** Do this **
What is the number of lines in the entries that include the word "EXPENDITURE"? Respond with the number only.

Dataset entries
══════════════════════════════

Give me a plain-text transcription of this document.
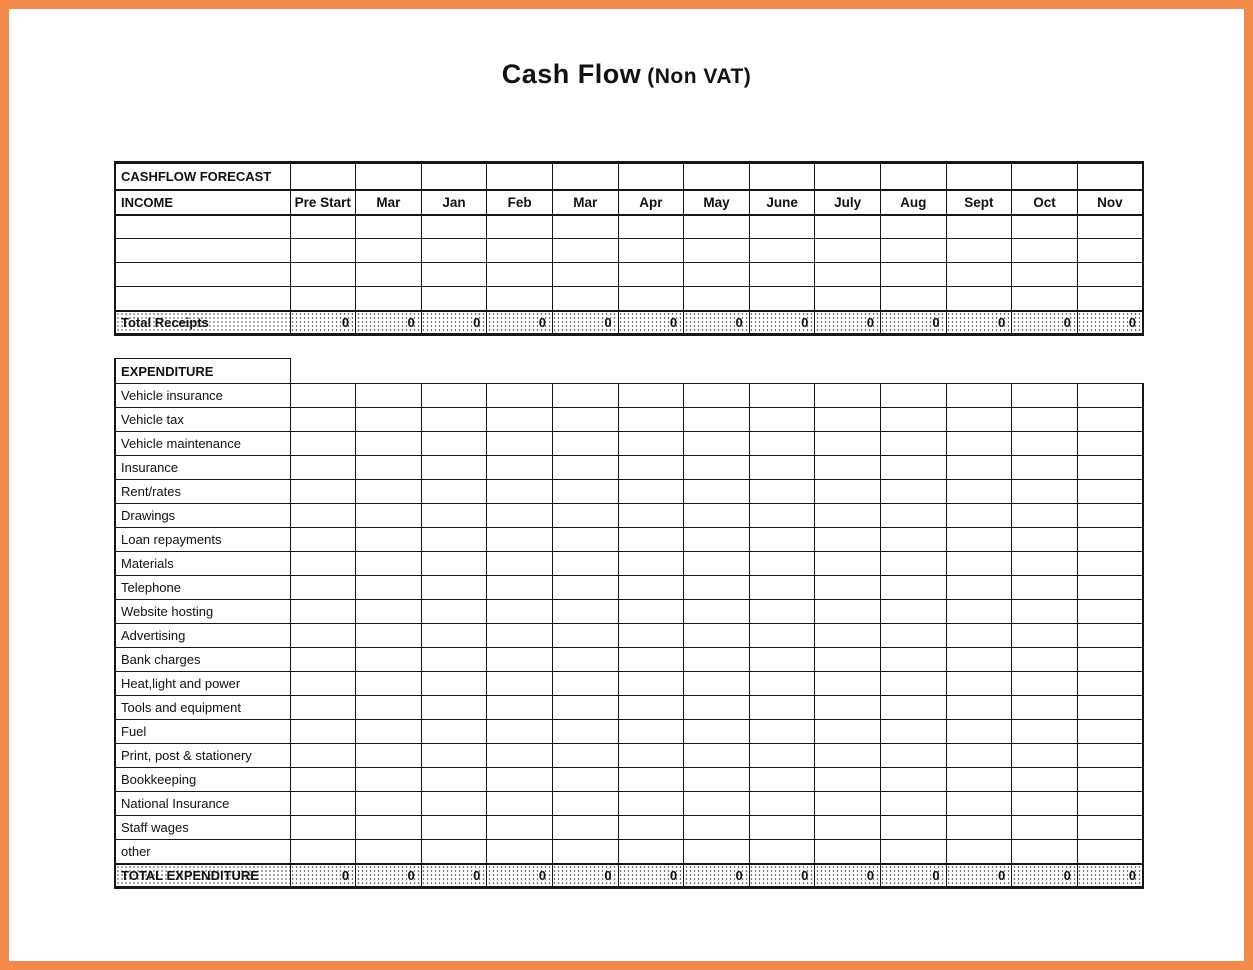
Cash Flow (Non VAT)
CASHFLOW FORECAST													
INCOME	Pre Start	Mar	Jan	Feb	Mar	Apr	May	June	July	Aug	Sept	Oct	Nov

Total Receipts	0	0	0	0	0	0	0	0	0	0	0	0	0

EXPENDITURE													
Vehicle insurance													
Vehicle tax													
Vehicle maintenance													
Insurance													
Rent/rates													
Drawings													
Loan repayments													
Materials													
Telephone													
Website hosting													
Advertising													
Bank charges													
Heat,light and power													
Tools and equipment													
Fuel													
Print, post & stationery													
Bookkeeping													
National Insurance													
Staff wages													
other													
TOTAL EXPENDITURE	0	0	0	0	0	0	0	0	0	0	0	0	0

══════════════════════════════

** Solution below **
2